Update the entries by replacing "insulating body" with "molded body" and keeping everything else the same. Leave the pictures out of your answer.

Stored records
━━━━━━━━━━━━━━━━

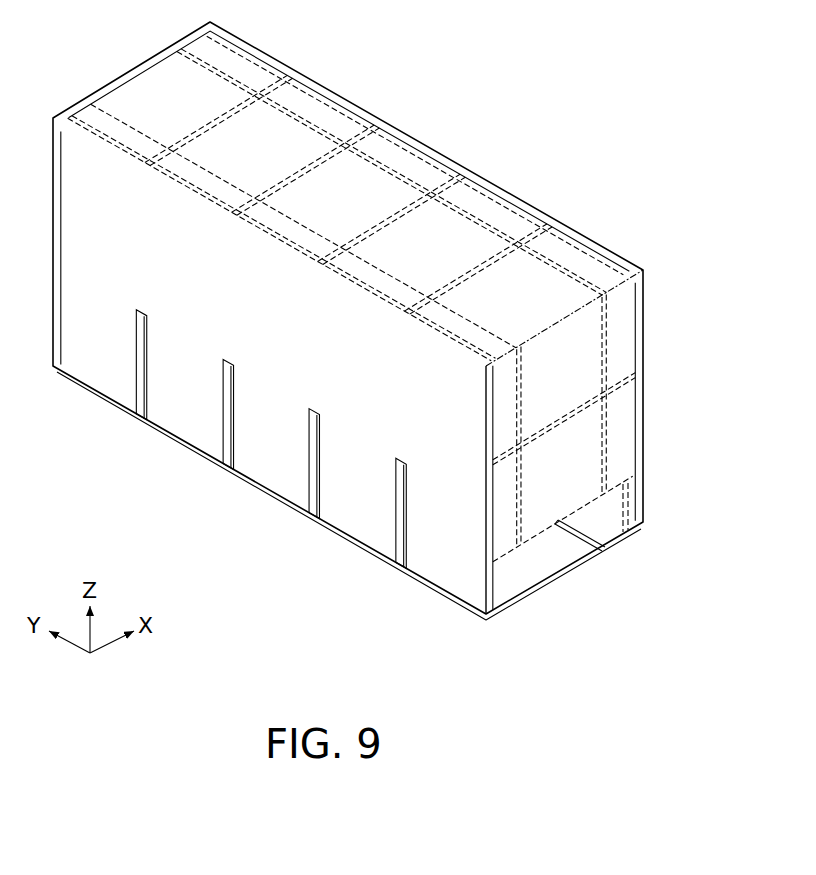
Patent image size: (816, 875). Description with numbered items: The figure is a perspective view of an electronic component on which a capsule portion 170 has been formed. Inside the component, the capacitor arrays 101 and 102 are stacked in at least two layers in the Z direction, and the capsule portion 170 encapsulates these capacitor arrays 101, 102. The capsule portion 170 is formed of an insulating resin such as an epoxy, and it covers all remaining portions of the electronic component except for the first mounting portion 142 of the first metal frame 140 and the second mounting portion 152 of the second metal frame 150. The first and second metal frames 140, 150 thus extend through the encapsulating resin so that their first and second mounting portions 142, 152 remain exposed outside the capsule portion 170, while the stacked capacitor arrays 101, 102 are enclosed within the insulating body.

The capacitor array 102 is at (110, 80).
The capsule portion 170 is at (337, 94).
The capacitor array 101 is at (610, 455).
The second metal frame 150 is at (616, 554).
The second mounting portion 152 is at (626, 540).
The first metal frame 140 is at (430, 594).
The first mounting portion 142 is at (461, 609).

━━━━━━━━━━━━━━━━

### OUTPUT BELOW:
Patent image size: (816, 875). Description with numbered items: The figure is a perspective view of an electronic component on which a capsule portion 170 has been formed. Inside the component, the capacitor arrays 101 and 102 are stacked in at least two layers in the Z direction, and the capsule portion 170 encapsulates these capacitor arrays 101, 102. The capsule portion 170 is formed of an insulating resin such as an epoxy, and it covers all remaining portions of the electronic component except for the first mounting portion 142 of the first metal frame 140 and the second mounting portion 152 of the second metal frame 150. The first and second metal frames 140, 150 thus extend through the encapsulating resin so that their first and second mounting portions 142, 152 remain exposed outside the capsule portion 170, while the stacked capacitor arrays 101, 102 are enclosed within the molded body.

The capacitor array 102 is at (110, 80).
The capsule portion 170 is at (337, 94).
The capacitor array 101 is at (610, 455).
The second metal frame 150 is at (616, 554).
The second mounting portion 152 is at (626, 540).
The first metal frame 140 is at (430, 594).
The first mounting portion 142 is at (461, 609).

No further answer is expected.